Lines of data:
══════
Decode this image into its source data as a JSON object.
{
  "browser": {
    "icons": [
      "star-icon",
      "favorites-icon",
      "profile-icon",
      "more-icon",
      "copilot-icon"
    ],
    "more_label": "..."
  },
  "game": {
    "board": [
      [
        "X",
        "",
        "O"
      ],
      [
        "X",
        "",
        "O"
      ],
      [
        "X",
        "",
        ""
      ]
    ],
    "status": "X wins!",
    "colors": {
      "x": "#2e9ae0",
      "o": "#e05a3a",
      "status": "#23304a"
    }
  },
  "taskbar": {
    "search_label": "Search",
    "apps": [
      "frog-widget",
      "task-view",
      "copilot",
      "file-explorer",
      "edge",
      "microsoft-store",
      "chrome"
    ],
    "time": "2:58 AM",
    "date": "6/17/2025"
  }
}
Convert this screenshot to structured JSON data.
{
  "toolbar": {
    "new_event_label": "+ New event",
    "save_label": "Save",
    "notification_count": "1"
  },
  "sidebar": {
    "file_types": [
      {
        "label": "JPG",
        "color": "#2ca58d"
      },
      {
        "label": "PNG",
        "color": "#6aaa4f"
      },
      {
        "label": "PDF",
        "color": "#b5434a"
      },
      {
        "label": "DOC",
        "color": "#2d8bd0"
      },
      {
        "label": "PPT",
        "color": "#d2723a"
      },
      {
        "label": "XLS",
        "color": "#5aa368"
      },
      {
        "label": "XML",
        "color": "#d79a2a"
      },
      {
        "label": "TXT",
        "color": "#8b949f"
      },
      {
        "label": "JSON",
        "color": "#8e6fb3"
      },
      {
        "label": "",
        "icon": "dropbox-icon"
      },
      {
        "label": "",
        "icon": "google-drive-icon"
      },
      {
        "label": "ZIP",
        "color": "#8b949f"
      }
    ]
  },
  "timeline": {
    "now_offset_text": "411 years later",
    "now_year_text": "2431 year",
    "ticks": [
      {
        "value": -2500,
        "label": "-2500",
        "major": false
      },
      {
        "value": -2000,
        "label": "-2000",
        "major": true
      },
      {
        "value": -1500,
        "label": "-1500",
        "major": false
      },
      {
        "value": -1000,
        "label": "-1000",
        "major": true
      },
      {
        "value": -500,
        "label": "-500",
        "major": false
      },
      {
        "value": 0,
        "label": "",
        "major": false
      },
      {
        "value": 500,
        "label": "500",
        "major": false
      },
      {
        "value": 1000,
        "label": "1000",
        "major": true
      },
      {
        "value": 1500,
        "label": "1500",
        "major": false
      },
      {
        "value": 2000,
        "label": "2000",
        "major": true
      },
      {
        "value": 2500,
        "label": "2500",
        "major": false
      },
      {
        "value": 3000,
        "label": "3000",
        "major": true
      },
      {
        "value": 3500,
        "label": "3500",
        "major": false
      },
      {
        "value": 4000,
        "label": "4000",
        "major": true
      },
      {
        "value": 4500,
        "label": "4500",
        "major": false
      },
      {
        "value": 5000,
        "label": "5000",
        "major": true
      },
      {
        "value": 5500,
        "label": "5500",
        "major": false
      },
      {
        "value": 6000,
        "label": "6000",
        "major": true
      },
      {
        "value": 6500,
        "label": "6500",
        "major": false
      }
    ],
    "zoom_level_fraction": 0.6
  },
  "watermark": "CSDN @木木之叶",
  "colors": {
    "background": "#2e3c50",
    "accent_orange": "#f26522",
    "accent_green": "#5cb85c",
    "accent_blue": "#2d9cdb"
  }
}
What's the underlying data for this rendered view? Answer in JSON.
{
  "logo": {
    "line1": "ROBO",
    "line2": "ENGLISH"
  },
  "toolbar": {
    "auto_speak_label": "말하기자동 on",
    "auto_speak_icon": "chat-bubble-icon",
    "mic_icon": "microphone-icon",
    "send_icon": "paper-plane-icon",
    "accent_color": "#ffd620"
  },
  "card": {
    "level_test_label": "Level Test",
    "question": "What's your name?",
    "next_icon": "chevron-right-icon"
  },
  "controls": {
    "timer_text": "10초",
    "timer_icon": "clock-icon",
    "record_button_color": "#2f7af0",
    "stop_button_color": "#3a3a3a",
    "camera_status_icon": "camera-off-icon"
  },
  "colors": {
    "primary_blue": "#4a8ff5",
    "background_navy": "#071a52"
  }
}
══════
Give the count of lines in the records that contain "What", and no other text.

2